§ **Excerpts from a figure dataset**:
--------------------

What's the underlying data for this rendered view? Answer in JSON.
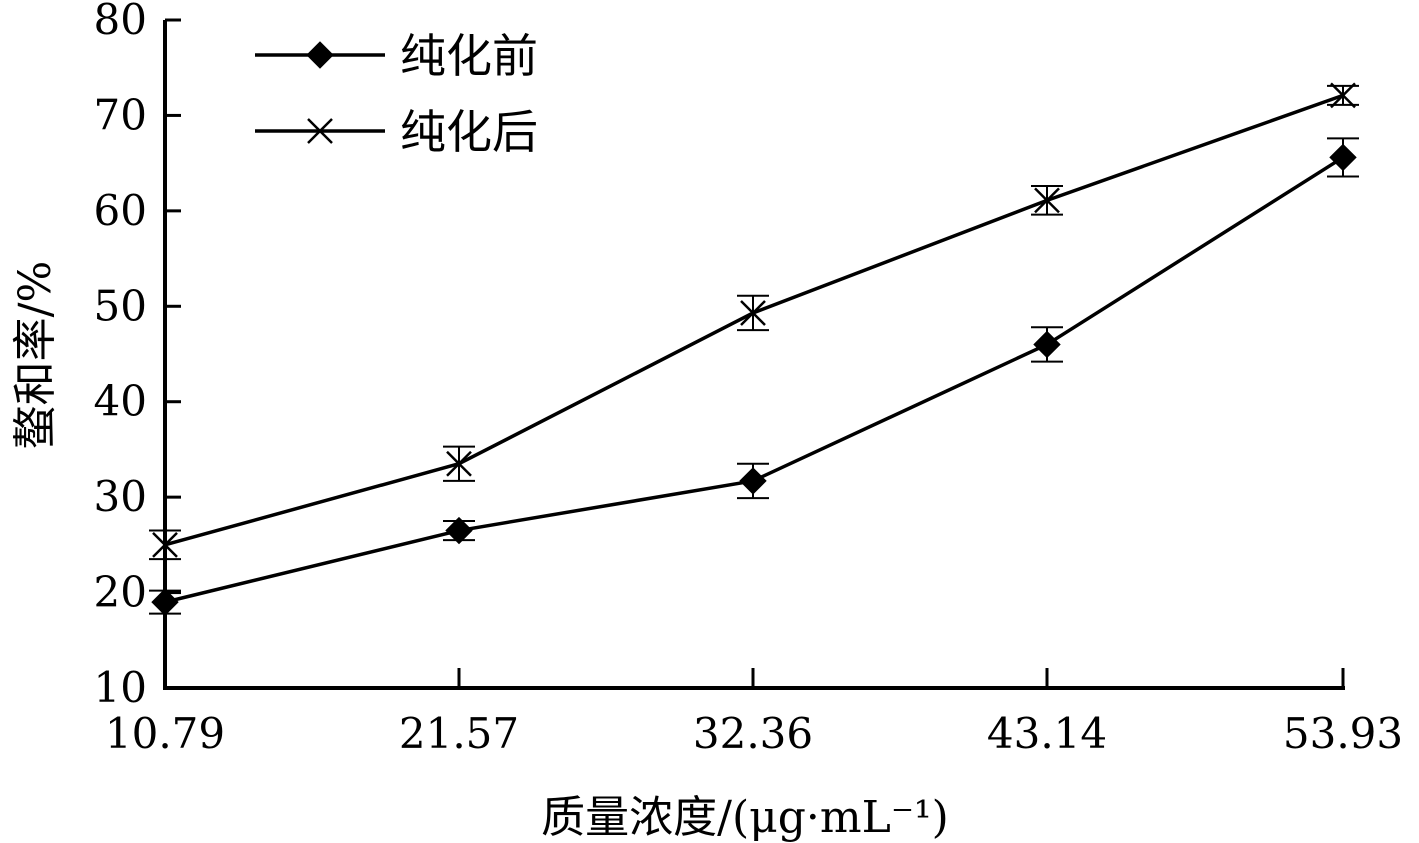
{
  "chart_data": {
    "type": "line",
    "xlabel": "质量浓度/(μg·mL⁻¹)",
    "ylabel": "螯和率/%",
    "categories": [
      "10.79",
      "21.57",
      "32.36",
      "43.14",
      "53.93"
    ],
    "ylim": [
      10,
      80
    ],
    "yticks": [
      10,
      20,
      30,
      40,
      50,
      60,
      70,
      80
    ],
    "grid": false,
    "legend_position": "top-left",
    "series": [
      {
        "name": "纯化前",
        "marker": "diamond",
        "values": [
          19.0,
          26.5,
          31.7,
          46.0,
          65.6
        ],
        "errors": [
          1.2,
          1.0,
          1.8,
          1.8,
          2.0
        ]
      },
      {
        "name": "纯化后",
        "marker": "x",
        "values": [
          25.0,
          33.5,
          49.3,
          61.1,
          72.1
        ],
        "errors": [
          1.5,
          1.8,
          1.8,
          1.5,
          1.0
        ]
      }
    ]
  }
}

--------------------

§ **REQUEST**: All the lines above are to be given again exactly as they read, with the pictures removed.

§ **FINISHED EXERCISE**:
What's the underlying data for this rendered view? Answer in JSON.
{
  "chart_data": {
    "type": "line",
    "xlabel": "质量浓度/(μg·mL⁻¹)",
    "ylabel": "螯和率/%",
    "categories": [
      "10.79",
      "21.57",
      "32.36",
      "43.14",
      "53.93"
    ],
    "ylim": [
      10,
      80
    ],
    "yticks": [
      10,
      20,
      30,
      40,
      50,
      60,
      70,
      80
    ],
    "grid": false,
    "legend_position": "top-left",
    "series": [
      {
        "name": "纯化前",
        "marker": "diamond",
        "values": [
          19.0,
          26.5,
          31.7,
          46.0,
          65.6
        ],
        "errors": [
          1.2,
          1.0,
          1.8,
          1.8,
          2.0
        ]
      },
      {
        "name": "纯化后",
        "marker": "x",
        "values": [
          25.0,
          33.5,
          49.3,
          61.1,
          72.1
        ],
        "errors": [
          1.5,
          1.8,
          1.8,
          1.5,
          1.0
        ]
      }
    ]
  }
}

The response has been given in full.